CHALLENGE: Would you quote the material below in full and unchanged?

Dataset rows about figures:
[START]
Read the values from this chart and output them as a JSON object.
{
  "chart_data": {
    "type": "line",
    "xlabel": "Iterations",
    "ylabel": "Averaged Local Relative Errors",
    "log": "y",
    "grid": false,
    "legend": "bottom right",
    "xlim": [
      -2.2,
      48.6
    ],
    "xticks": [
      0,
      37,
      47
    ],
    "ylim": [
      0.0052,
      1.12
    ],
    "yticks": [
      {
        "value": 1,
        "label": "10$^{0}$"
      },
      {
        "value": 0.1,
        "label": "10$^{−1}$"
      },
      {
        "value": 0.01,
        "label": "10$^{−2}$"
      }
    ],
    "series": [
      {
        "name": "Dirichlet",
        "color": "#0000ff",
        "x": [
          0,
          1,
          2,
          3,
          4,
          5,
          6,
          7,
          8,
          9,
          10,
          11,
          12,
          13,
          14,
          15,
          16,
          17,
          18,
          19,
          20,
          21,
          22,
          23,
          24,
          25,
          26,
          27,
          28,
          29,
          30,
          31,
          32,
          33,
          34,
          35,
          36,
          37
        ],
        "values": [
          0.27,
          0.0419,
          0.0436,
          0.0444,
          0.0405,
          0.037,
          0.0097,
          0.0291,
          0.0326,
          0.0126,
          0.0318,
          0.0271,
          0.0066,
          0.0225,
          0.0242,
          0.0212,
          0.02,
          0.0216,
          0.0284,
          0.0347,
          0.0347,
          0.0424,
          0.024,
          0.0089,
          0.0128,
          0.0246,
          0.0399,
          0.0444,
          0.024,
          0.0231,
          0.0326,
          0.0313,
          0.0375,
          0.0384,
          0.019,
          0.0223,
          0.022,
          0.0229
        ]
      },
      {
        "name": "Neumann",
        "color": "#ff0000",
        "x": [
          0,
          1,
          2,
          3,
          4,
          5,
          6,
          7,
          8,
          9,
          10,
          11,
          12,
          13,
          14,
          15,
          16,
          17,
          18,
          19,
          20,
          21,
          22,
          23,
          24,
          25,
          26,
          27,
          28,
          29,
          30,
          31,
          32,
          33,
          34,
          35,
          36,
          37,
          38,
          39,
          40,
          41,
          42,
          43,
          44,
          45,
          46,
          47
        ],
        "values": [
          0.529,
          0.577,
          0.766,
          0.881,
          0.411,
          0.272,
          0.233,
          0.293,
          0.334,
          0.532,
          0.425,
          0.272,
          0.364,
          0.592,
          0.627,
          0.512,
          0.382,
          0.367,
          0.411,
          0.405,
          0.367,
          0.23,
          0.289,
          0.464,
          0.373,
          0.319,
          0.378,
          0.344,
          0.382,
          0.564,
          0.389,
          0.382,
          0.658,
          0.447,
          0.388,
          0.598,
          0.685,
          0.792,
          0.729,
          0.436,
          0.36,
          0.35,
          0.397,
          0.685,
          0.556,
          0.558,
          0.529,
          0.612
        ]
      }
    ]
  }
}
[END]
RESPONSE TO THE TASK:
Read the values from this chart and output them as a JSON object.
{
  "chart_data": {
    "type": "line",
    "xlabel": "Iterations",
    "ylabel": "Averaged Local Relative Errors",
    "log": "y",
    "grid": false,
    "legend": "bottom right",
    "xlim": [
      -2.2,
      48.6
    ],
    "xticks": [
      0,
      37,
      47
    ],
    "ylim": [
      0.0052,
      1.12
    ],
    "yticks": [
      {
        "value": 1,
        "label": "10$^{0}$"
      },
      {
        "value": 0.1,
        "label": "10$^{−1}$"
      },
      {
        "value": 0.01,
        "label": "10$^{−2}$"
      }
    ],
    "series": [
      {
        "name": "Dirichlet",
        "color": "#0000ff",
        "x": [
          0,
          1,
          2,
          3,
          4,
          5,
          6,
          7,
          8,
          9,
          10,
          11,
          12,
          13,
          14,
          15,
          16,
          17,
          18,
          19,
          20,
          21,
          22,
          23,
          24,
          25,
          26,
          27,
          28,
          29,
          30,
          31,
          32,
          33,
          34,
          35,
          36,
          37
        ],
        "values": [
          0.27,
          0.0419,
          0.0436,
          0.0444,
          0.0405,
          0.037,
          0.0097,
          0.0291,
          0.0326,
          0.0126,
          0.0318,
          0.0271,
          0.0066,
          0.0225,
          0.0242,
          0.0212,
          0.02,
          0.0216,
          0.0284,
          0.0347,
          0.0347,
          0.0424,
          0.024,
          0.0089,
          0.0128,
          0.0246,
          0.0399,
          0.0444,
          0.024,
          0.0231,
          0.0326,
          0.0313,
          0.0375,
          0.0384,
          0.019,
          0.0223,
          0.022,
          0.0229
        ]
      },
      {
        "name": "Neumann",
        "color": "#ff0000",
        "x": [
          0,
          1,
          2,
          3,
          4,
          5,
          6,
          7,
          8,
          9,
          10,
          11,
          12,
          13,
          14,
          15,
          16,
          17,
          18,
          19,
          20,
          21,
          22,
          23,
          24,
          25,
          26,
          27,
          28,
          29,
          30,
          31,
          32,
          33,
          34,
          35,
          36,
          37,
          38,
          39,
          40,
          41,
          42,
          43,
          44,
          45,
          46,
          47
        ],
        "values": [
          0.529,
          0.577,
          0.766,
          0.881,
          0.411,
          0.272,
          0.233,
          0.293,
          0.334,
          0.532,
          0.425,
          0.272,
          0.364,
          0.592,
          0.627,
          0.512,
          0.382,
          0.367,
          0.411,
          0.405,
          0.367,
          0.23,
          0.289,
          0.464,
          0.373,
          0.319,
          0.378,
          0.344,
          0.382,
          0.564,
          0.389,
          0.382,
          0.658,
          0.447,
          0.388,
          0.598,
          0.685,
          0.792,
          0.729,
          0.436,
          0.36,
          0.35,
          0.397,
          0.685,
          0.556,
          0.558,
          0.529,
          0.612
        ]
      }
    ]
  }
}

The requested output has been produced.